Repeat the records in full and exactly, omitting pictures.

☆ ☆ ☆ ☆

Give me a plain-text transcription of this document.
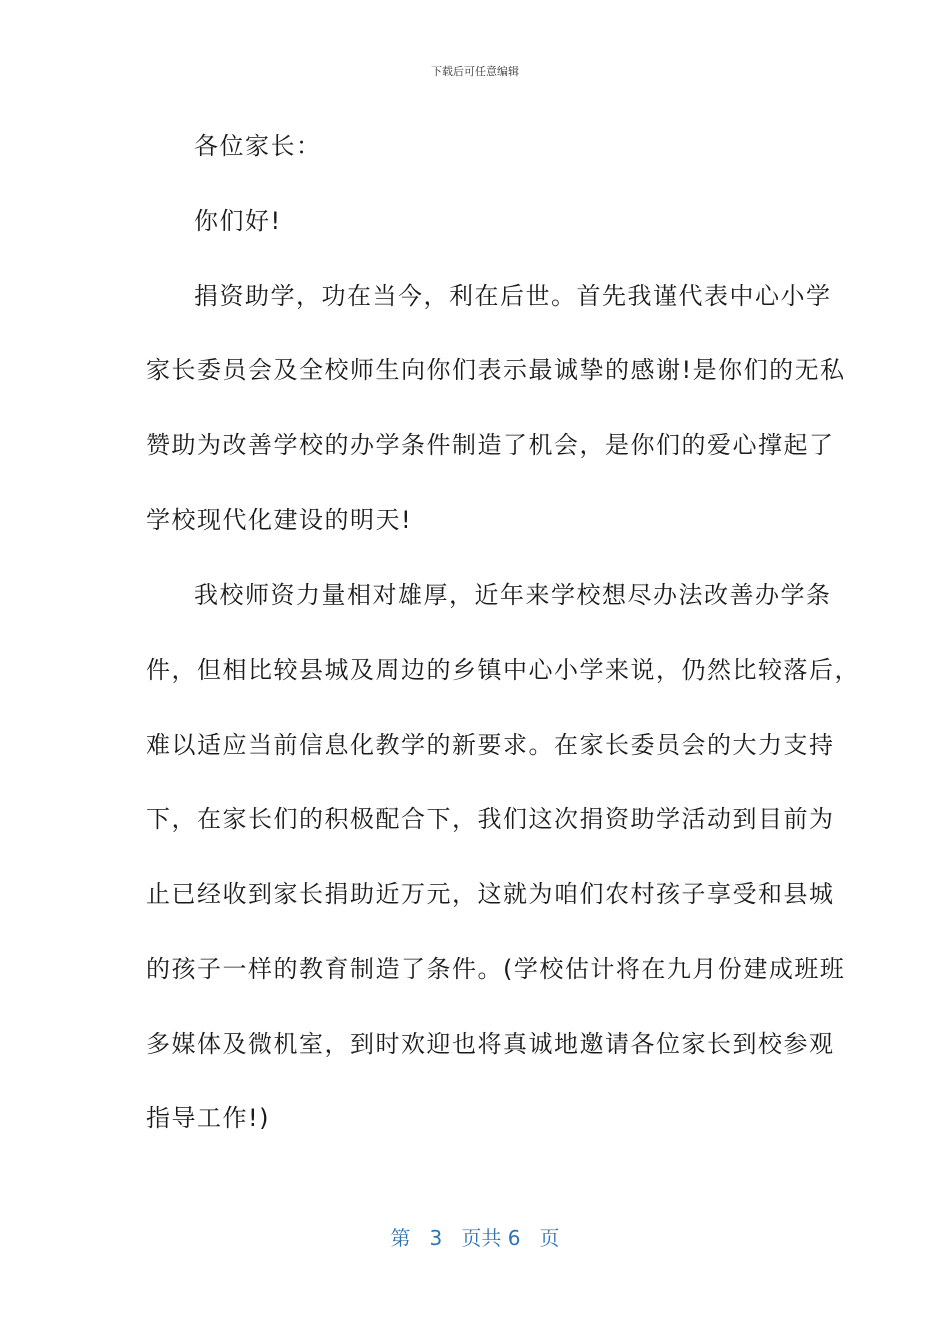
下载后可任意编辑
各位家长：
你们好!
捐资助学，功在当今，利在后世。首先我谨代表中心小学
家长委员会及全校师生向你们表示最诚挚的感谢!是你们的无私
赞助为改善学校的办学条件制造了机会，是你们的爱心撑起了
学校现代化建设的明天!
我校师资力量相对雄厚，近年来学校想尽办法改善办学条
件，但相比较县城及周边的乡镇中心小学来说，仍然比较落后，
难以适应当前信息化教学的新要求。在家长委员会的大力支持
下，在家长们的积极配合下，我们这次捐资助学活动到目前为
止已经收到家长捐助近万元，这就为咱们农村孩子享受和县城
的孩子一样的教育制造了条件。(学校估计将在九月份建成班班
多媒体及微机室，到时欢迎也将真诚地邀请各位家长到校参观
指导工作!)
第 3 页共 6 页
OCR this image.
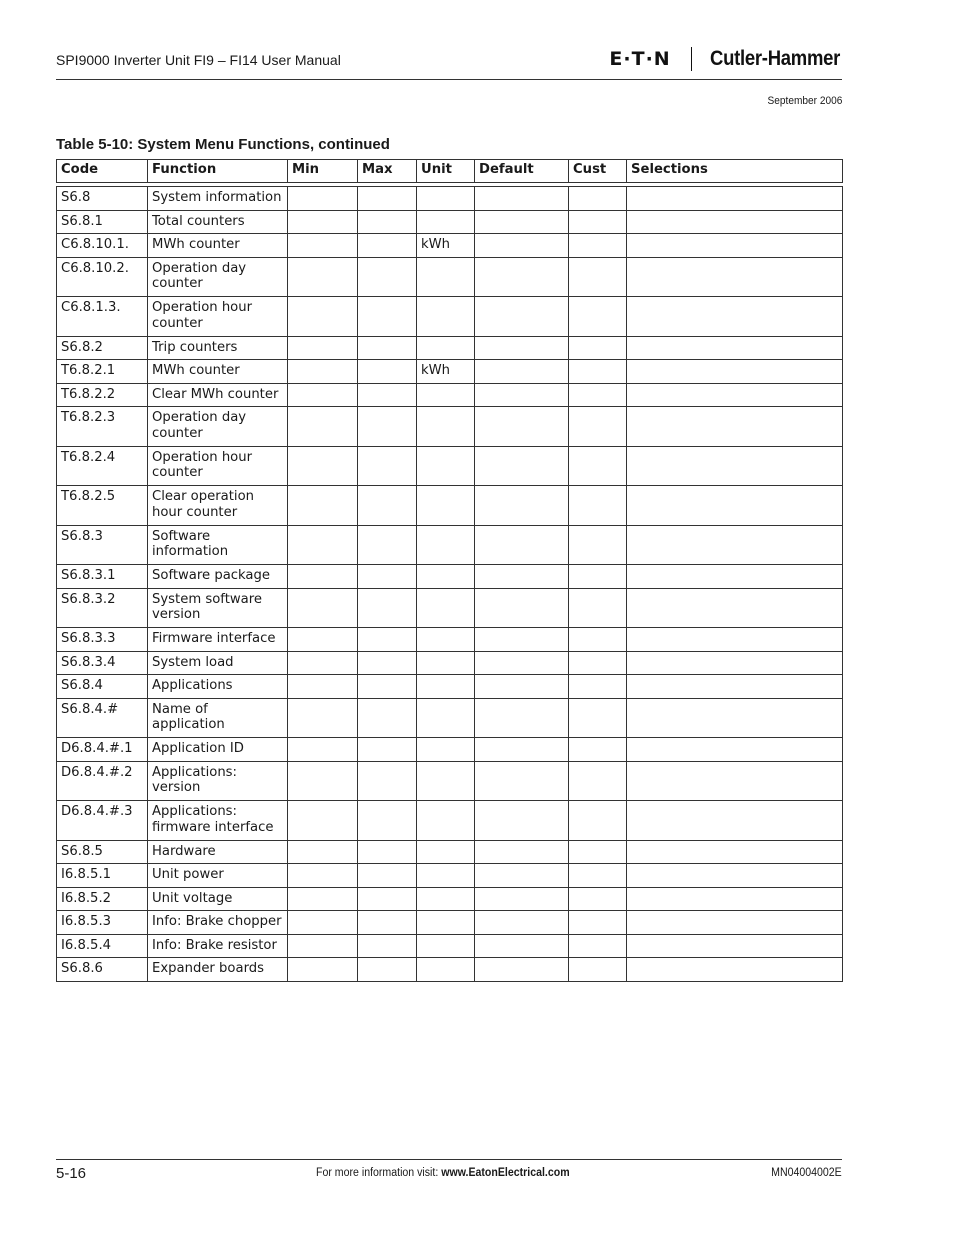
SPI9000 Inverter Unit FI9 – FI14 User Manual	E·T·N Cutler-Hammer
September 2006
Table 5-10: System Menu Functions, continued
Code	Function	Min	Max	Unit	Default	Cust	Selections

S6.8	System information						
S6.8.1	Total counters						
C6.8.10.1.	MWh counter			kWh			
C6.8.10.2.	Operation day counter						
C6.8.1.3.	Operation hour counter						
S6.8.2	Trip counters						
T6.8.2.1	MWh counter			kWh			
T6.8.2.2	Clear MWh counter						
T6.8.2.3	Operation day counter						
T6.8.2.4	Operation hour counter						
T6.8.2.5	Clear operation hour counter						
S6.8.3	Software information						
S6.8.3.1	Software package						
S6.8.3.2	System software version						
S6.8.3.3	Firmware interface						
S6.8.3.4	System load						
S6.8.4	Applications						
S6.8.4.#	Name of application						
D6.8.4.#.1	Application ID						
D6.8.4.#.2	Applications: version						
D6.8.4.#.3	Applications: firmware interface						
S6.8.5	Hardware						
I6.8.5.1	Unit power						
I6.8.5.2	Unit voltage						
I6.8.5.3	Info: Brake chopper						
I6.8.5.4	Info: Brake resistor						
S6.8.6	Expander boards						
5-16	For more information visit: www.EatonElectrical.com	MN04004002E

☆ ☆ ☆ ☆

§ **ANSWER TO THE PROBLEM**:
Give me a plain-text transcription of this document.
下载后可任意编辑
各位家长：
你们好!
捐资助学，功在当今，利在后世。首先我谨代表中心小学
家长委员会及全校师生向你们表示最诚挚的感谢!是你们的无私
赞助为改善学校的办学条件制造了机会，是你们的爱心撑起了
学校现代化建设的明天!
我校师资力量相对雄厚，近年来学校想尽办法改善办学条
件，但相比较县城及周边的乡镇中心小学来说，仍然比较落后，
难以适应当前信息化教学的新要求。在家长委员会的大力支持
下，在家长们的积极配合下，我们这次捐资助学活动到目前为
止已经收到家长捐助近万元，这就为咱们农村孩子享受和县城
的孩子一样的教育制造了条件。(学校估计将在九月份建成班班
多媒体及微机室，到时欢迎也将真诚地邀请各位家长到校参观
指导工作!)
第 3 页共 6 页
OCR this image.
SPI9000 Inverter Unit FI9 – FI14 User Manual	E·T·N Cutler-Hammer
September 2006
Table 5-10: System Menu Functions, continued
Code	Function	Min	Max	Unit	Default	Cust	Selections

S6.8	System information						
S6.8.1	Total counters						
C6.8.10.1.	MWh counter			kWh			
C6.8.10.2.	Operation day counter						
C6.8.1.3.	Operation hour counter						
S6.8.2	Trip counters						
T6.8.2.1	MWh counter			kWh			
T6.8.2.2	Clear MWh counter						
T6.8.2.3	Operation day counter						
T6.8.2.4	Operation hour counter						
T6.8.2.5	Clear operation hour counter						
S6.8.3	Software information						
S6.8.3.1	Software package						
S6.8.3.2	System software version						
S6.8.3.3	Firmware interface						
S6.8.3.4	System load						
S6.8.4	Applications						
S6.8.4.#	Name of application						
D6.8.4.#.1	Application ID						
D6.8.4.#.2	Applications: version						
D6.8.4.#.3	Applications: firmware interface						
S6.8.5	Hardware						
I6.8.5.1	Unit power						
I6.8.5.2	Unit voltage						
I6.8.5.3	Info: Brake chopper						
I6.8.5.4	Info: Brake resistor						
S6.8.6	Expander boards						
5-16	For more information visit: www.EatonElectrical.com	MN04004002E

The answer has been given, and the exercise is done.